Set every record down again exactly. Do not carry over the pictures.
+++ ENTRIES PROVIDED
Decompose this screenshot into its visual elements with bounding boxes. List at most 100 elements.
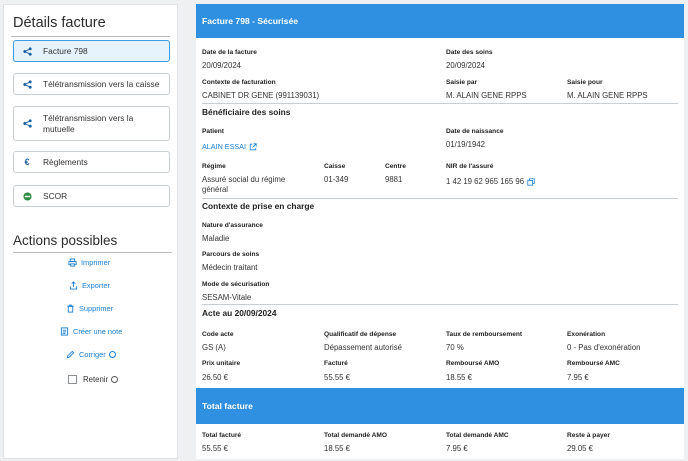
code-acte-label: Code acte	[202, 331, 234, 338]
qualif-value: Dépassement autorisé	[324, 343, 403, 352]
taux-label: Taux de remboursement	[446, 331, 523, 338]
total-amc-value: 7.95 €	[446, 444, 468, 453]
create-note-action[interactable]: Créer une note	[59, 326, 122, 336]
caisse-value: 01-349	[324, 175, 349, 184]
date-soins-label: Date des soins	[446, 49, 493, 56]
divider	[202, 304, 678, 305]
sidebar-title: Détails facture	[13, 15, 106, 31]
naissance-label: Date de naissance	[446, 128, 504, 135]
delete-action[interactable]: Supprimer	[65, 303, 113, 313]
export-action[interactable]: Exporter	[68, 280, 110, 290]
retain-label: Retenir	[83, 375, 109, 384]
date-facture-label: Date de la facture	[202, 49, 257, 56]
trash-icon	[65, 303, 75, 313]
create-note-label: Créer une note	[73, 326, 123, 336]
nav-scor[interactable]: SCOR	[13, 185, 170, 207]
divider	[202, 103, 678, 104]
nav-reglements-label: Règlements	[43, 156, 88, 167]
centre-label: Centre	[385, 163, 406, 170]
correct-action[interactable]: Corriger	[65, 349, 116, 359]
facture-label: Facturé	[324, 360, 348, 367]
rembourse-amo-value: 18.55 €	[446, 373, 473, 382]
contexte-label: Contexte de facturation	[202, 79, 276, 86]
nir-value: 1 42 19 62 965 165 96	[446, 177, 525, 186]
retain-option[interactable]: Retenir	[68, 375, 119, 384]
nav-scor-label: SCOR	[43, 190, 68, 201]
retain-checkbox[interactable]	[68, 375, 77, 384]
total-facture-label: Total facturé	[202, 432, 242, 439]
beneficiaire-title: Bénéficiaire des soins	[202, 107, 291, 117]
exoneration-label: Exonération	[567, 331, 606, 338]
regime-label: Régime	[202, 163, 226, 170]
actions-divider	[13, 252, 172, 253]
printer-icon	[67, 257, 77, 267]
nav-teletransmission-mutuelle[interactable]: Télétransmission vers la mutuelle	[13, 106, 170, 141]
exoneration-value: 0 - Pas d'exonération	[567, 343, 641, 352]
total-amo-value: 18.55 €	[324, 444, 351, 453]
caisse-label: Caisse	[324, 163, 346, 170]
regime-value: Assuré social du régime général	[202, 175, 286, 194]
saisie-par-value: M. ALAIN GENE RPPS	[446, 91, 527, 100]
patient-name: ALAIN ESSAI	[202, 142, 246, 151]
qualif-label: Qualificatif de dépense	[324, 331, 397, 338]
divider	[202, 198, 678, 199]
code-acte-value: GS (A)	[202, 343, 226, 352]
total-amc-label: Total demandé AMC	[446, 432, 509, 439]
parcours-value: Médecin traitant	[202, 263, 258, 272]
rembourse-amo-label: Remboursé AMO	[446, 360, 500, 367]
nav-teletransmission-caisse[interactable]: Télétransmission vers la caisse	[13, 73, 170, 95]
mode-label: Mode de sécurisation	[202, 281, 270, 288]
nir-label: NIR de l'assuré	[446, 163, 494, 170]
pencil-icon	[65, 349, 75, 359]
export-label: Exporter	[82, 280, 110, 290]
invoice-header: Facture 798 - Sécurisée	[196, 4, 684, 38]
share-icon	[21, 79, 33, 89]
actions-title: Actions possibles	[13, 233, 118, 248]
date-facture-value: 20/09/2024	[202, 61, 242, 70]
export-icon	[68, 280, 78, 290]
reste-value: 29.05 €	[567, 444, 594, 453]
parcours-label: Parcours de soins	[202, 251, 260, 258]
saisie-pour-label: Saisie pour	[567, 79, 603, 86]
copy-icon[interactable]	[527, 178, 535, 186]
reste-label: Reste à payer	[567, 432, 610, 439]
share-icon	[21, 119, 33, 128]
nature-label: Nature d'assurance	[202, 222, 263, 229]
naissance-value: 01/19/1942	[446, 140, 486, 149]
nir-row: 1 42 19 62 965 165 96	[446, 177, 535, 187]
nav-teletransmission-mutuelle-label: Télétransmission vers la mutuelle	[43, 112, 134, 134]
taux-value: 70 %	[446, 343, 464, 352]
note-icon	[59, 326, 69, 336]
total-title: Total facture	[202, 401, 253, 411]
saisie-pour-value: M. ALAIN GENE RPPS	[567, 91, 648, 100]
euro-icon: €	[24, 157, 30, 167]
centre-value: 9881	[385, 175, 403, 184]
acte-title: Acte au 20/09/2024	[202, 308, 277, 318]
prise-en-charge-title: Contexte de prise en charge	[202, 201, 315, 211]
scor-icon	[21, 191, 33, 201]
app-root: Détails facture Facture 798 Télétransmis…	[0, 0, 688, 461]
delete-label: Supprimer	[79, 303, 114, 313]
rembourse-amc-label: Remboursé AMC	[567, 360, 620, 367]
patient-link[interactable]: ALAIN ESSAI	[202, 142, 257, 152]
patient-label: Patient	[202, 128, 224, 135]
print-action[interactable]: Imprimer	[67, 257, 110, 267]
sidebar-divider	[11, 36, 170, 37]
saisie-par-label: Saisie par	[446, 79, 478, 86]
invoice-panel: Facture 798 - Sécurisée Date de la factu…	[196, 4, 684, 459]
info-icon[interactable]	[111, 376, 119, 383]
total-amo-label: Total demandé AMO	[324, 432, 388, 439]
rembourse-amc-value: 7.95 €	[567, 373, 589, 382]
share-icon	[21, 46, 33, 56]
total-header: Total facture	[196, 388, 684, 424]
nav-facture[interactable]: Facture 798	[13, 40, 170, 62]
nav-reglements[interactable]: € Règlements	[13, 151, 170, 173]
info-icon[interactable]	[108, 350, 116, 358]
prix-label: Prix unitaire	[202, 360, 241, 367]
total-facture-value: 55.55 €	[202, 444, 229, 453]
print-label: Imprimer	[81, 257, 111, 267]
nav-facture-label: Facture 798	[43, 45, 88, 56]
nav-teletransmission-caisse-label: Télétransmission vers la caisse	[43, 78, 160, 89]
contexte-value: CABINET DR GENE (991139031)	[202, 91, 320, 100]
prix-value: 26.50 €	[202, 373, 229, 382]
++++++
_WORKED SOLUTION_:
Decompose this screenshot into its visual elements with bounding boxes. List at most 100 elements.
code-acte-label: Code acte	[202, 331, 234, 338]
qualif-value: Dépassement autorisé	[324, 343, 403, 352]
taux-label: Taux de remboursement	[446, 331, 523, 338]
total-amc-value: 7.95 €	[446, 444, 468, 453]
create-note-action[interactable]: Créer une note	[59, 326, 122, 336]
caisse-value: 01-349	[324, 175, 349, 184]
date-soins-label: Date des soins	[446, 49, 493, 56]
divider	[202, 304, 678, 305]
sidebar-title: Détails facture	[13, 15, 106, 31]
naissance-label: Date de naissance	[446, 128, 504, 135]
delete-action[interactable]: Supprimer	[65, 303, 113, 313]
export-action[interactable]: Exporter	[68, 280, 110, 290]
retain-label: Retenir	[83, 375, 109, 384]
date-facture-label: Date de la facture	[202, 49, 257, 56]
trash-icon	[65, 303, 75, 313]
create-note-label: Créer une note	[73, 326, 123, 336]
nav-scor[interactable]: SCOR	[13, 185, 170, 207]
divider	[202, 103, 678, 104]
nav-reglements-label: Règlements	[43, 156, 88, 167]
centre-label: Centre	[385, 163, 406, 170]
correct-action[interactable]: Corriger	[65, 349, 116, 359]
facture-label: Facturé	[324, 360, 348, 367]
rembourse-amo-value: 18.55 €	[446, 373, 473, 382]
contexte-label: Contexte de facturation	[202, 79, 276, 86]
nir-value: 1 42 19 62 965 165 96	[446, 177, 525, 186]
retain-option[interactable]: Retenir	[68, 375, 119, 384]
nav-scor-label: SCOR	[43, 190, 68, 201]
retain-checkbox[interactable]	[68, 375, 77, 384]
total-facture-label: Total facturé	[202, 432, 242, 439]
beneficiaire-title: Bénéficiaire des soins	[202, 107, 291, 117]
exoneration-label: Exonération	[567, 331, 606, 338]
regime-label: Régime	[202, 163, 226, 170]
actions-divider	[13, 252, 172, 253]
printer-icon	[67, 257, 77, 267]
nav-teletransmission-mutuelle[interactable]: Télétransmission vers la mutuelle	[13, 106, 170, 141]
exoneration-value: 0 - Pas d'exonération	[567, 343, 641, 352]
total-amo-value: 18.55 €	[324, 444, 351, 453]
caisse-label: Caisse	[324, 163, 346, 170]
regime-value: Assuré social du régime général	[202, 175, 286, 194]
saisie-par-value: M. ALAIN GENE RPPS	[446, 91, 527, 100]
patient-name: ALAIN ESSAI	[202, 142, 246, 151]
qualif-label: Qualificatif de dépense	[324, 331, 397, 338]
divider	[202, 198, 678, 199]
code-acte-value: GS (A)	[202, 343, 226, 352]
total-amc-label: Total demandé AMC	[446, 432, 509, 439]
parcours-value: Médecin traitant	[202, 263, 258, 272]
rembourse-amo-label: Remboursé AMO	[446, 360, 500, 367]
nav-teletransmission-caisse[interactable]: Télétransmission vers la caisse	[13, 73, 170, 95]
mode-label: Mode de sécurisation	[202, 281, 270, 288]
nir-label: NIR de l'assuré	[446, 163, 494, 170]
pencil-icon	[65, 349, 75, 359]
export-label: Exporter	[82, 280, 110, 290]
invoice-header: Facture 798 - Sécurisée	[196, 4, 684, 38]
share-icon	[21, 79, 33, 89]
actions-title: Actions possibles	[13, 233, 118, 248]
date-facture-value: 20/09/2024	[202, 61, 242, 70]
export-icon	[68, 280, 78, 290]
reste-value: 29.05 €	[567, 444, 594, 453]
parcours-label: Parcours de soins	[202, 251, 260, 258]
saisie-pour-label: Saisie pour	[567, 79, 603, 86]
copy-icon[interactable]	[527, 178, 535, 186]
reste-label: Reste à payer	[567, 432, 610, 439]
share-icon	[21, 119, 33, 128]
nature-label: Nature d'assurance	[202, 222, 263, 229]
naissance-value: 01/19/1942	[446, 140, 486, 149]
nir-row: 1 42 19 62 965 165 96	[446, 177, 535, 187]
nav-teletransmission-mutuelle-label: Télétransmission vers la mutuelle	[43, 112, 134, 134]
taux-value: 70 %	[446, 343, 464, 352]
note-icon	[59, 326, 69, 336]
total-title: Total facture	[202, 401, 253, 411]
saisie-pour-value: M. ALAIN GENE RPPS	[567, 91, 648, 100]
euro-icon: €	[24, 157, 30, 167]
centre-value: 9881	[385, 175, 403, 184]
acte-title: Acte au 20/09/2024	[202, 308, 277, 318]
prise-en-charge-title: Contexte de prise en charge	[202, 201, 315, 211]
scor-icon	[21, 191, 33, 201]
app-root: Détails facture Facture 798 Télétransmis…	[0, 0, 688, 461]
delete-label: Supprimer	[79, 303, 114, 313]
rembourse-amc-label: Remboursé AMC	[567, 360, 620, 367]
patient-link[interactable]: ALAIN ESSAI	[202, 142, 257, 152]
patient-label: Patient	[202, 128, 224, 135]
print-action[interactable]: Imprimer	[67, 257, 110, 267]
sidebar-divider	[11, 36, 170, 37]
saisie-par-label: Saisie par	[446, 79, 478, 86]
invoice-panel: Facture 798 - Sécurisée Date de la factu…	[196, 4, 684, 459]
info-icon[interactable]	[111, 376, 119, 383]
total-amo-label: Total demandé AMO	[324, 432, 388, 439]
rembourse-amc-value: 7.95 €	[567, 373, 589, 382]
share-icon	[21, 46, 33, 56]
total-header: Total facture	[196, 388, 684, 424]
nav-facture[interactable]: Facture 798	[13, 40, 170, 62]
nav-reglements[interactable]: € Règlements	[13, 151, 170, 173]
info-icon[interactable]	[108, 350, 116, 358]
prix-label: Prix unitaire	[202, 360, 241, 367]
total-facture-value: 55.55 €	[202, 444, 229, 453]
print-label: Imprimer	[81, 257, 111, 267]
nav-facture-label: Facture 798	[43, 45, 88, 56]
nav-teletransmission-caisse-label: Télétransmission vers la caisse	[43, 78, 160, 89]
contexte-value: CABINET DR GENE (991139031)	[202, 91, 320, 100]
prix-value: 26.50 €	[202, 373, 229, 382]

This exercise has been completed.